→ **RECORDS**:
★ ★ ★ ★ ★ ★ ★

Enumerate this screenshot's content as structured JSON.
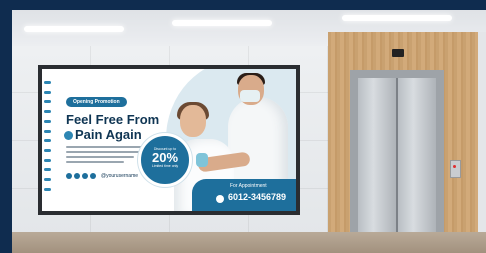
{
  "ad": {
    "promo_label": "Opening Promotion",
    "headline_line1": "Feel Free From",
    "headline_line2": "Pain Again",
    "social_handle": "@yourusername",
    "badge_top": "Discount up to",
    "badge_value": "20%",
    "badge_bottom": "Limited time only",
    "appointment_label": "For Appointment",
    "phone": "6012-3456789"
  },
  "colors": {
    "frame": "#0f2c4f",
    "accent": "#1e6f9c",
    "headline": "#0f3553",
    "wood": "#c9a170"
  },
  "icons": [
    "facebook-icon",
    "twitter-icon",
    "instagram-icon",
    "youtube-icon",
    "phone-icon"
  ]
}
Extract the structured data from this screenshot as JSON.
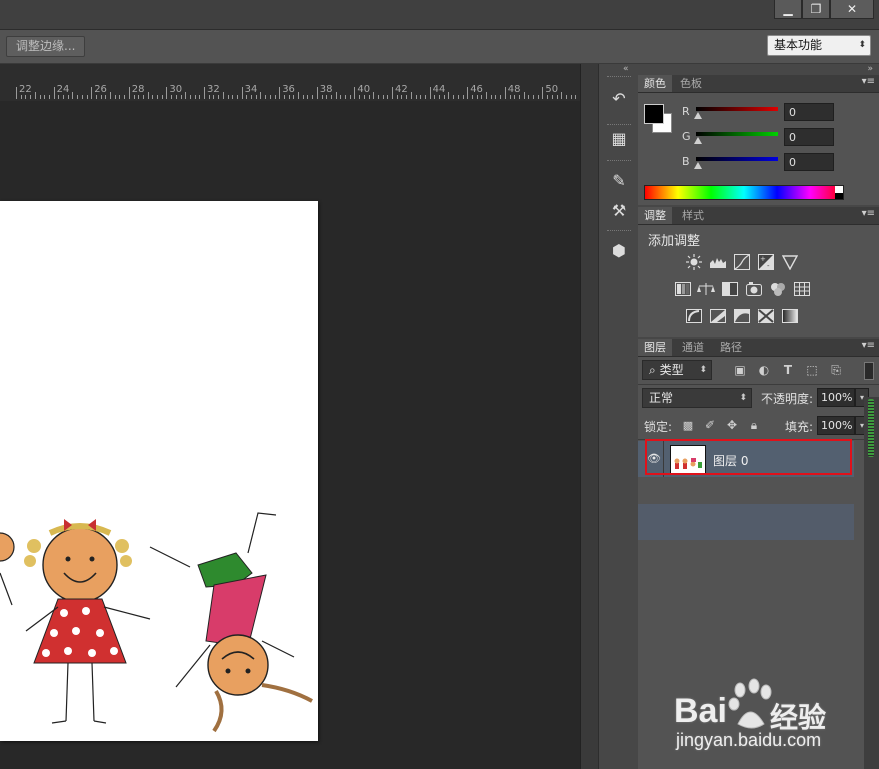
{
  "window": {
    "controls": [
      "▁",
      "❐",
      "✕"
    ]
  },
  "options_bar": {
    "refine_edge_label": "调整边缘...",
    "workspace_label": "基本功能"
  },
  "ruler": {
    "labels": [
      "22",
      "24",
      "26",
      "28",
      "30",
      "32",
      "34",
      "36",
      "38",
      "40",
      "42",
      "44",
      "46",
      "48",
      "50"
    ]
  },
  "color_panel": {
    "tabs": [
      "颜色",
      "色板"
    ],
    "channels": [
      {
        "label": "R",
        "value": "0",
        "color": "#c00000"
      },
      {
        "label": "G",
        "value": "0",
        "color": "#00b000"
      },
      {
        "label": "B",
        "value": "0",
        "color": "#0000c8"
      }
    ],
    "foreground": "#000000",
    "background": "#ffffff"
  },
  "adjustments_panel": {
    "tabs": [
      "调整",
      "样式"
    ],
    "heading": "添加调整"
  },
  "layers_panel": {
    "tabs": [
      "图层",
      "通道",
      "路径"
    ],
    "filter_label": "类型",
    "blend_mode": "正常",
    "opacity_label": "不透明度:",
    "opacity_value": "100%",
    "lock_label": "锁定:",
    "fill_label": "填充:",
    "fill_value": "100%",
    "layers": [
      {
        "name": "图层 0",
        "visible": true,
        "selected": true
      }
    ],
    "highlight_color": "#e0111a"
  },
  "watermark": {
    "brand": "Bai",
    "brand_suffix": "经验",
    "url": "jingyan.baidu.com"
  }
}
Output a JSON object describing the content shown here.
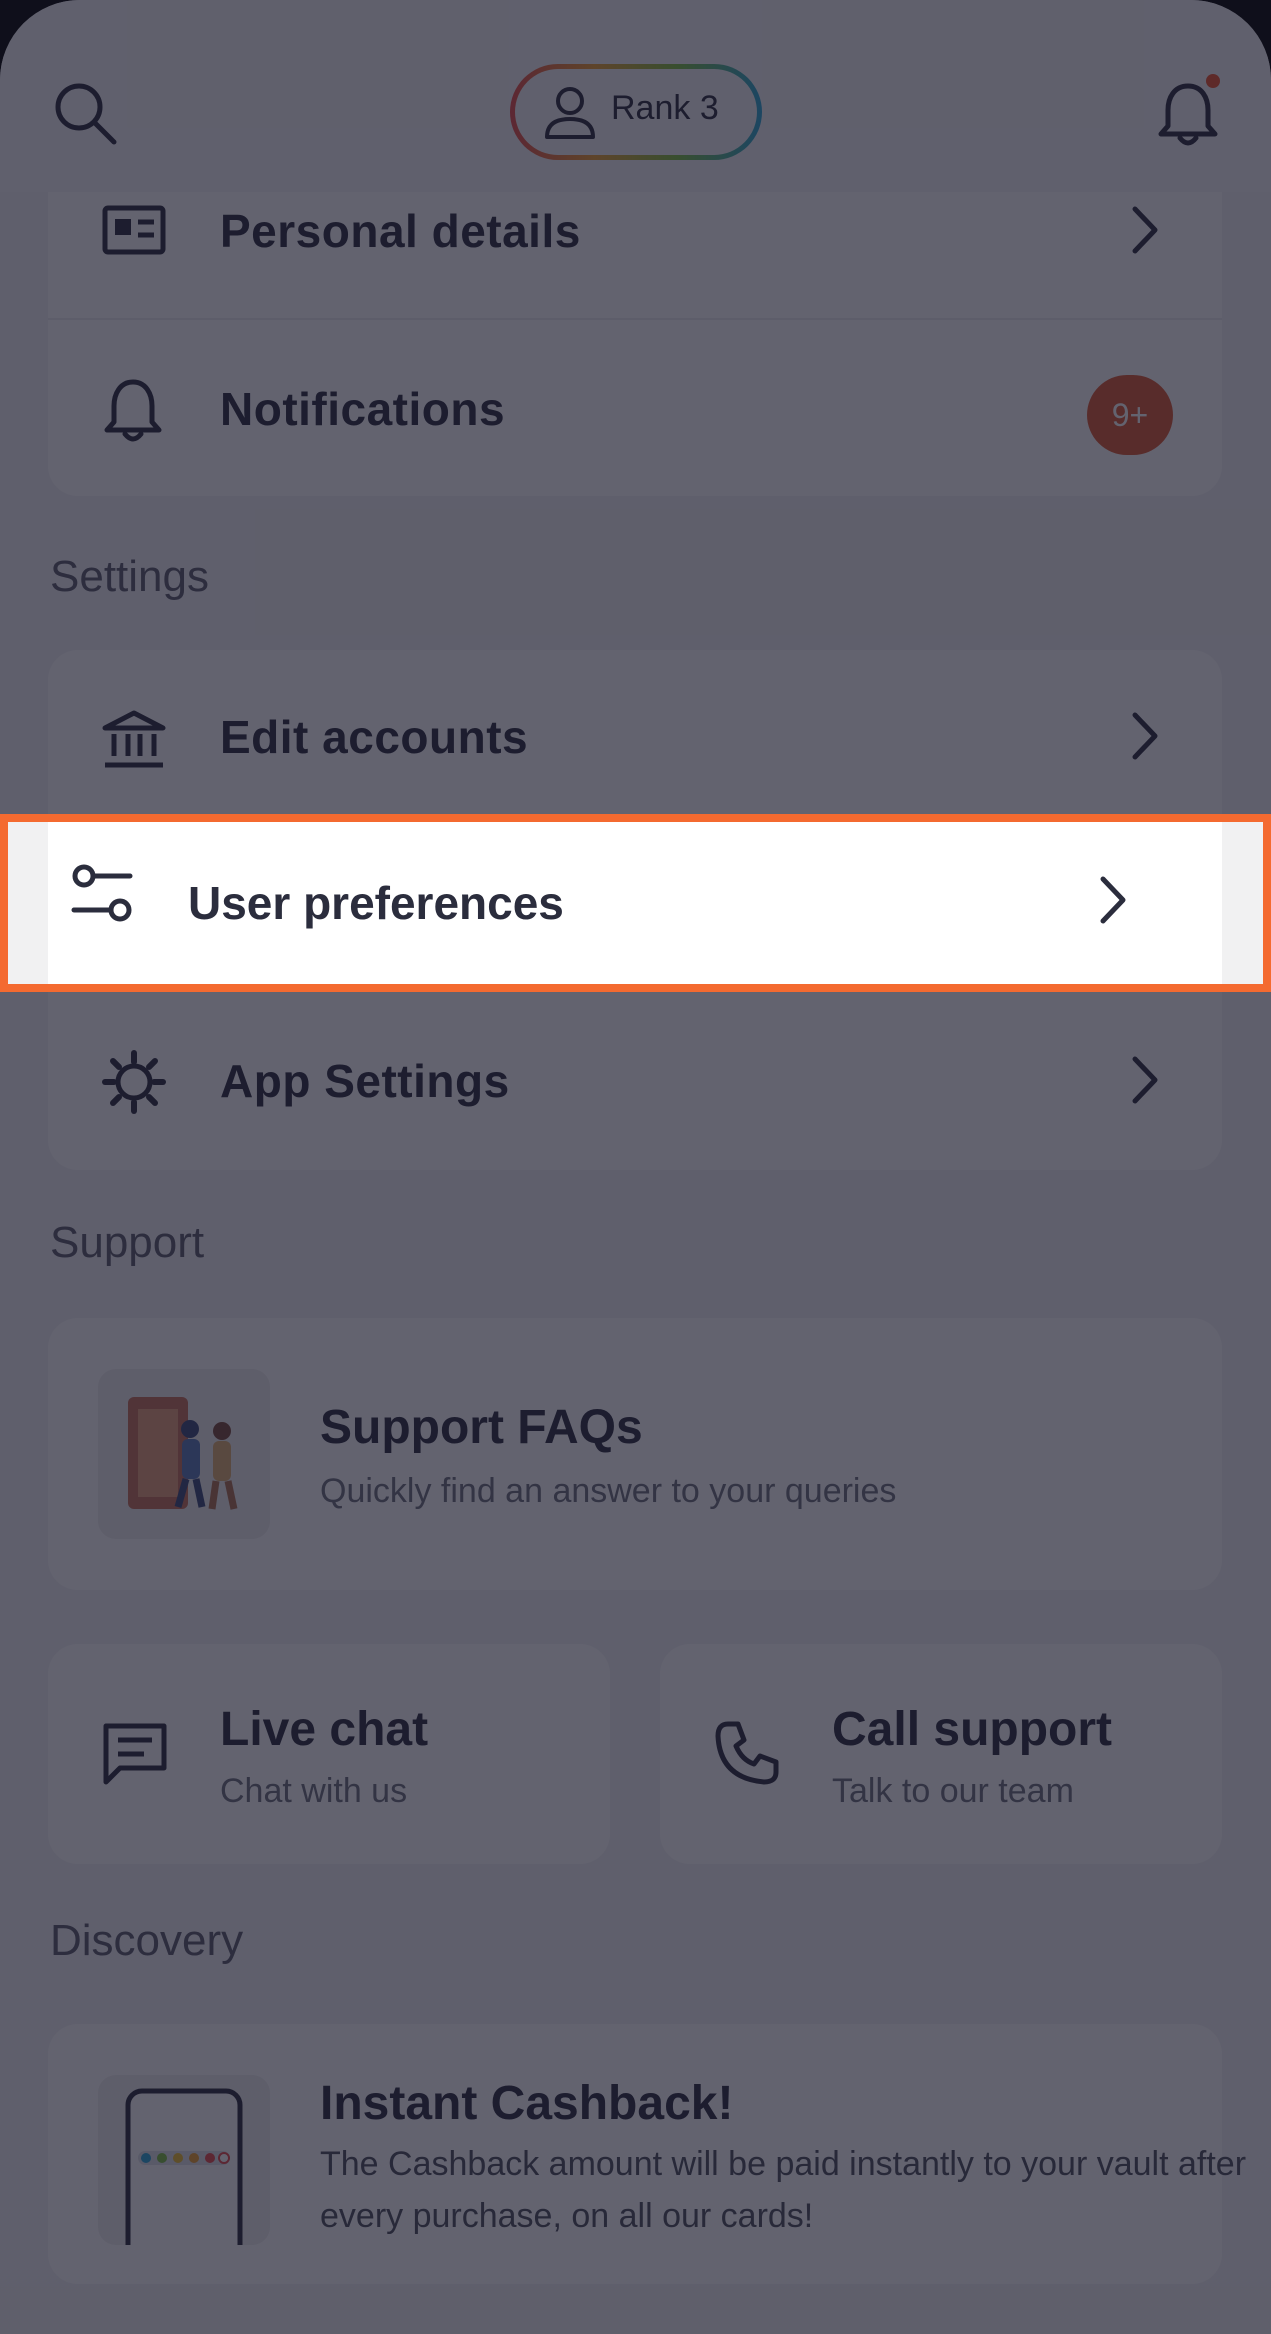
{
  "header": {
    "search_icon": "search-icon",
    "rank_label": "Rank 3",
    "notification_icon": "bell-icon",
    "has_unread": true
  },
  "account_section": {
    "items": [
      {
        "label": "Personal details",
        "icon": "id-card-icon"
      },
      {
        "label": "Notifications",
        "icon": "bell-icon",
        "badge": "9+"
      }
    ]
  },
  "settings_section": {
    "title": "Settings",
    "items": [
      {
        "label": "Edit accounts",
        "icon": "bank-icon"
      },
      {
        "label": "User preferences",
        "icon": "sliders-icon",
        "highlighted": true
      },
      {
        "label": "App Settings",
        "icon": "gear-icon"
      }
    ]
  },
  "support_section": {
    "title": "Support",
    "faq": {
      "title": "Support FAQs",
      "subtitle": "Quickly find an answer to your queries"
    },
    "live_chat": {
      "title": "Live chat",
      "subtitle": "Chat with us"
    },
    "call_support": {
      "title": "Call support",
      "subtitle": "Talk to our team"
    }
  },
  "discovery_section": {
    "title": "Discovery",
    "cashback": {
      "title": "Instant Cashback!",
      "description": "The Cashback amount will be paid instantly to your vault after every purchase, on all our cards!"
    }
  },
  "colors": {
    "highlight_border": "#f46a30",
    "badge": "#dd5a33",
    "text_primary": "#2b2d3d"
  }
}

★ ★ ★ ★ ★ ★ ★

→ **WHAT THE TASK ASKS**: Each record above should come back exactly the same, only without its pictures.

→ **RESULT OF THE EXERCISE**:
Enumerate this screenshot's content as structured JSON.
{
  "ad": {
    "promo_label": "Opening Promotion",
    "headline_line1": "Feel Free From",
    "headline_line2": "Pain Again",
    "social_handle": "@yourusername",
    "badge_top": "Discount up to",
    "badge_value": "20%",
    "badge_bottom": "Limited time only",
    "appointment_label": "For Appointment",
    "phone": "6012-3456789"
  },
  "colors": {
    "frame": "#0f2c4f",
    "accent": "#1e6f9c",
    "headline": "#0f3553",
    "wood": "#c9a170"
  },
  "icons": [
    "facebook-icon",
    "twitter-icon",
    "instagram-icon",
    "youtube-icon",
    "phone-icon"
  ]
}
Extract the structured data from this screenshot as JSON.
{
  "window": {
    "controls": [
      "▁",
      "❐",
      "✕"
    ]
  },
  "options_bar": {
    "refine_edge_label": "调整边缘...",
    "workspace_label": "基本功能"
  },
  "ruler": {
    "labels": [
      "22",
      "24",
      "26",
      "28",
      "30",
      "32",
      "34",
      "36",
      "38",
      "40",
      "42",
      "44",
      "46",
      "48",
      "50"
    ]
  },
  "color_panel": {
    "tabs": [
      "颜色",
      "色板"
    ],
    "channels": [
      {
        "label": "R",
        "value": "0",
        "color": "#c00000"
      },
      {
        "label": "G",
        "value": "0",
        "color": "#00b000"
      },
      {
        "label": "B",
        "value": "0",
        "color": "#0000c8"
      }
    ],
    "foreground": "#000000",
    "background": "#ffffff"
  },
  "adjustments_panel": {
    "tabs": [
      "调整",
      "样式"
    ],
    "heading": "添加调整"
  },
  "layers_panel": {
    "tabs": [
      "图层",
      "通道",
      "路径"
    ],
    "filter_label": "类型",
    "blend_mode": "正常",
    "opacity_label": "不透明度:",
    "opacity_value": "100%",
    "lock_label": "锁定:",
    "fill_label": "填充:",
    "fill_value": "100%",
    "layers": [
      {
        "name": "图层 0",
        "visible": true,
        "selected": true
      }
    ],
    "highlight_color": "#e0111a"
  },
  "watermark": {
    "brand": "Bai",
    "brand_suffix": "经验",
    "url": "jingyan.baidu.com"
  }
}
Output a JSON object describing the content shown here.
{
  "header": {
    "search_icon": "search-icon",
    "rank_label": "Rank 3",
    "notification_icon": "bell-icon",
    "has_unread": true
  },
  "account_section": {
    "items": [
      {
        "label": "Personal details",
        "icon": "id-card-icon"
      },
      {
        "label": "Notifications",
        "icon": "bell-icon",
        "badge": "9+"
      }
    ]
  },
  "settings_section": {
    "title": "Settings",
    "items": [
      {
        "label": "Edit accounts",
        "icon": "bank-icon"
      },
      {
        "label": "User preferences",
        "icon": "sliders-icon",
        "highlighted": true
      },
      {
        "label": "App Settings",
        "icon": "gear-icon"
      }
    ]
  },
  "support_section": {
    "title": "Support",
    "faq": {
      "title": "Support FAQs",
      "subtitle": "Quickly find an answer to your queries"
    },
    "live_chat": {
      "title": "Live chat",
      "subtitle": "Chat with us"
    },
    "call_support": {
      "title": "Call support",
      "subtitle": "Talk to our team"
    }
  },
  "discovery_section": {
    "title": "Discovery",
    "cashback": {
      "title": "Instant Cashback!",
      "description": "The Cashback amount will be paid instantly to your vault after every purchase, on all our cards!"
    }
  },
  "colors": {
    "highlight_border": "#f46a30",
    "badge": "#dd5a33",
    "text_primary": "#2b2d3d"
  }
}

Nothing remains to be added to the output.